## PROBLEM TO WORK ON
Every record here should be printed again exactly.

## SUPPLIED MATERIAL
* Begin *
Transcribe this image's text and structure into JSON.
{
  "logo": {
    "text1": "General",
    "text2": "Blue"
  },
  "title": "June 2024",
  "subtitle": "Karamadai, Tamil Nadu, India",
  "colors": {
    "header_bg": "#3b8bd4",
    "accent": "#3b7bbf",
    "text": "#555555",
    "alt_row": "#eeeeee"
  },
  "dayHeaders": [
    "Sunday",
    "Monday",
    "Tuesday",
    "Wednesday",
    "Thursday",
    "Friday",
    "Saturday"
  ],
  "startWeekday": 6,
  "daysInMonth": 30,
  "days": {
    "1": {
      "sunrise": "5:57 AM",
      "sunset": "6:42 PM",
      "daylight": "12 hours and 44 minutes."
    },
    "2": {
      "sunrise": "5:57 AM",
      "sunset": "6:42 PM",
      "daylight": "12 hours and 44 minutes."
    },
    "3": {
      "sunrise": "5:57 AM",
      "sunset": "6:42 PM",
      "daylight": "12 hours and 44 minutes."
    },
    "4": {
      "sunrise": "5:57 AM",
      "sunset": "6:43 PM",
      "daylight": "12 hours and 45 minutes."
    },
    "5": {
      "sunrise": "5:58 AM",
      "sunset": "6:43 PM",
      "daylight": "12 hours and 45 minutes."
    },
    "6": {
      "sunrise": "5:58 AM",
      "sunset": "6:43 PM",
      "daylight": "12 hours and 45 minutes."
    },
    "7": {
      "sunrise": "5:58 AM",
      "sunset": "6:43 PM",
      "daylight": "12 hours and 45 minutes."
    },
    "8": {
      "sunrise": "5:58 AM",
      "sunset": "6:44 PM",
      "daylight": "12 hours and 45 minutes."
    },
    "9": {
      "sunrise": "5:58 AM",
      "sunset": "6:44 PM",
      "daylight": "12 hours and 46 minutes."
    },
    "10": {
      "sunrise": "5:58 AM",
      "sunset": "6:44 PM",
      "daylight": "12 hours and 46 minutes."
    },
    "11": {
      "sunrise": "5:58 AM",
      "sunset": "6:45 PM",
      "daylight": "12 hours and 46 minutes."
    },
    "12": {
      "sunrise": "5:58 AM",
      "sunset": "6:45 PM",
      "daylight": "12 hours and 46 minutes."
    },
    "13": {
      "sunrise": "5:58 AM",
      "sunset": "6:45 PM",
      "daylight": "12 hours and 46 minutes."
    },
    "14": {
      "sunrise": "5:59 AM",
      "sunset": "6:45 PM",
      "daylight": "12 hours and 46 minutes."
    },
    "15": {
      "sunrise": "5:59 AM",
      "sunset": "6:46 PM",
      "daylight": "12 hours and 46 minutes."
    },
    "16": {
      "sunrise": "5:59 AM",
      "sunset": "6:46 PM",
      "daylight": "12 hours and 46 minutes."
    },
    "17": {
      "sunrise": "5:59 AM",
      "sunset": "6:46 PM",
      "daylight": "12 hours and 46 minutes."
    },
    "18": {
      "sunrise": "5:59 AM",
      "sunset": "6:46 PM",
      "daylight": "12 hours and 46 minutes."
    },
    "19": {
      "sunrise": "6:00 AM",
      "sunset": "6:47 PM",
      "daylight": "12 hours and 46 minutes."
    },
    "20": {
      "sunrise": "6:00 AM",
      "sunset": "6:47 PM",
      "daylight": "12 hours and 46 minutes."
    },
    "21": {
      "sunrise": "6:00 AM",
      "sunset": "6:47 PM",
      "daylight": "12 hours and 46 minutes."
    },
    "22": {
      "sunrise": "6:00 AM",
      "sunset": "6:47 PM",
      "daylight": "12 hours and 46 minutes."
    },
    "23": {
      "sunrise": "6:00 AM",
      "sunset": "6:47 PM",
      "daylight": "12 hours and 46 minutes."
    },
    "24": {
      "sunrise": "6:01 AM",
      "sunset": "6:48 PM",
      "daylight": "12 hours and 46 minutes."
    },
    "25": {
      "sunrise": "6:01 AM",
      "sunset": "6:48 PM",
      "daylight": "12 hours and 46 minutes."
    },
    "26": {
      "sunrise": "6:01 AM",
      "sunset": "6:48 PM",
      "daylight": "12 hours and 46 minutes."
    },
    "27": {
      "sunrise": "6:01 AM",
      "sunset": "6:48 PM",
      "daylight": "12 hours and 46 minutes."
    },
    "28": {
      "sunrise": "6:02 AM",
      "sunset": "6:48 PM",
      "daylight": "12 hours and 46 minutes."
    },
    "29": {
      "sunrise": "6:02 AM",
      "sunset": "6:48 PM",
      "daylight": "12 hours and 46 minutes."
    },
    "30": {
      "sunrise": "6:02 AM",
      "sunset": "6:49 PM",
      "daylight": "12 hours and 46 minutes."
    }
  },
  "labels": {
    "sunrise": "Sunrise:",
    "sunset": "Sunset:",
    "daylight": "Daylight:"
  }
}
* End *
## THE REPLY
Transcribe this image's text and structure into JSON.
{
  "logo": {
    "text1": "General",
    "text2": "Blue"
  },
  "title": "June 2024",
  "subtitle": "Karamadai, Tamil Nadu, India",
  "colors": {
    "header_bg": "#3b8bd4",
    "accent": "#3b7bbf",
    "text": "#555555",
    "alt_row": "#eeeeee"
  },
  "dayHeaders": [
    "Sunday",
    "Monday",
    "Tuesday",
    "Wednesday",
    "Thursday",
    "Friday",
    "Saturday"
  ],
  "startWeekday": 6,
  "daysInMonth": 30,
  "days": {
    "1": {
      "sunrise": "5:57 AM",
      "sunset": "6:42 PM",
      "daylight": "12 hours and 44 minutes."
    },
    "2": {
      "sunrise": "5:57 AM",
      "sunset": "6:42 PM",
      "daylight": "12 hours and 44 minutes."
    },
    "3": {
      "sunrise": "5:57 AM",
      "sunset": "6:42 PM",
      "daylight": "12 hours and 44 minutes."
    },
    "4": {
      "sunrise": "5:57 AM",
      "sunset": "6:43 PM",
      "daylight": "12 hours and 45 minutes."
    },
    "5": {
      "sunrise": "5:58 AM",
      "sunset": "6:43 PM",
      "daylight": "12 hours and 45 minutes."
    },
    "6": {
      "sunrise": "5:58 AM",
      "sunset": "6:43 PM",
      "daylight": "12 hours and 45 minutes."
    },
    "7": {
      "sunrise": "5:58 AM",
      "sunset": "6:43 PM",
      "daylight": "12 hours and 45 minutes."
    },
    "8": {
      "sunrise": "5:58 AM",
      "sunset": "6:44 PM",
      "daylight": "12 hours and 45 minutes."
    },
    "9": {
      "sunrise": "5:58 AM",
      "sunset": "6:44 PM",
      "daylight": "12 hours and 46 minutes."
    },
    "10": {
      "sunrise": "5:58 AM",
      "sunset": "6:44 PM",
      "daylight": "12 hours and 46 minutes."
    },
    "11": {
      "sunrise": "5:58 AM",
      "sunset": "6:45 PM",
      "daylight": "12 hours and 46 minutes."
    },
    "12": {
      "sunrise": "5:58 AM",
      "sunset": "6:45 PM",
      "daylight": "12 hours and 46 minutes."
    },
    "13": {
      "sunrise": "5:58 AM",
      "sunset": "6:45 PM",
      "daylight": "12 hours and 46 minutes."
    },
    "14": {
      "sunrise": "5:59 AM",
      "sunset": "6:45 PM",
      "daylight": "12 hours and 46 minutes."
    },
    "15": {
      "sunrise": "5:59 AM",
      "sunset": "6:46 PM",
      "daylight": "12 hours and 46 minutes."
    },
    "16": {
      "sunrise": "5:59 AM",
      "sunset": "6:46 PM",
      "daylight": "12 hours and 46 minutes."
    },
    "17": {
      "sunrise": "5:59 AM",
      "sunset": "6:46 PM",
      "daylight": "12 hours and 46 minutes."
    },
    "18": {
      "sunrise": "5:59 AM",
      "sunset": "6:46 PM",
      "daylight": "12 hours and 46 minutes."
    },
    "19": {
      "sunrise": "6:00 AM",
      "sunset": "6:47 PM",
      "daylight": "12 hours and 46 minutes."
    },
    "20": {
      "sunrise": "6:00 AM",
      "sunset": "6:47 PM",
      "daylight": "12 hours and 46 minutes."
    },
    "21": {
      "sunrise": "6:00 AM",
      "sunset": "6:47 PM",
      "daylight": "12 hours and 46 minutes."
    },
    "22": {
      "sunrise": "6:00 AM",
      "sunset": "6:47 PM",
      "daylight": "12 hours and 46 minutes."
    },
    "23": {
      "sunrise": "6:00 AM",
      "sunset": "6:47 PM",
      "daylight": "12 hours and 46 minutes."
    },
    "24": {
      "sunrise": "6:01 AM",
      "sunset": "6:48 PM",
      "daylight": "12 hours and 46 minutes."
    },
    "25": {
      "sunrise": "6:01 AM",
      "sunset": "6:48 PM",
      "daylight": "12 hours and 46 minutes."
    },
    "26": {
      "sunrise": "6:01 AM",
      "sunset": "6:48 PM",
      "daylight": "12 hours and 46 minutes."
    },
    "27": {
      "sunrise": "6:01 AM",
      "sunset": "6:48 PM",
      "daylight": "12 hours and 46 minutes."
    },
    "28": {
      "sunrise": "6:02 AM",
      "sunset": "6:48 PM",
      "daylight": "12 hours and 46 minutes."
    },
    "29": {
      "sunrise": "6:02 AM",
      "sunset": "6:48 PM",
      "daylight": "12 hours and 46 minutes."
    },
    "30": {
      "sunrise": "6:02 AM",
      "sunset": "6:49 PM",
      "daylight": "12 hours and 46 minutes."
    }
  },
  "labels": {
    "sunrise": "Sunrise:",
    "sunset": "Sunset:",
    "daylight": "Daylight:"
  }
}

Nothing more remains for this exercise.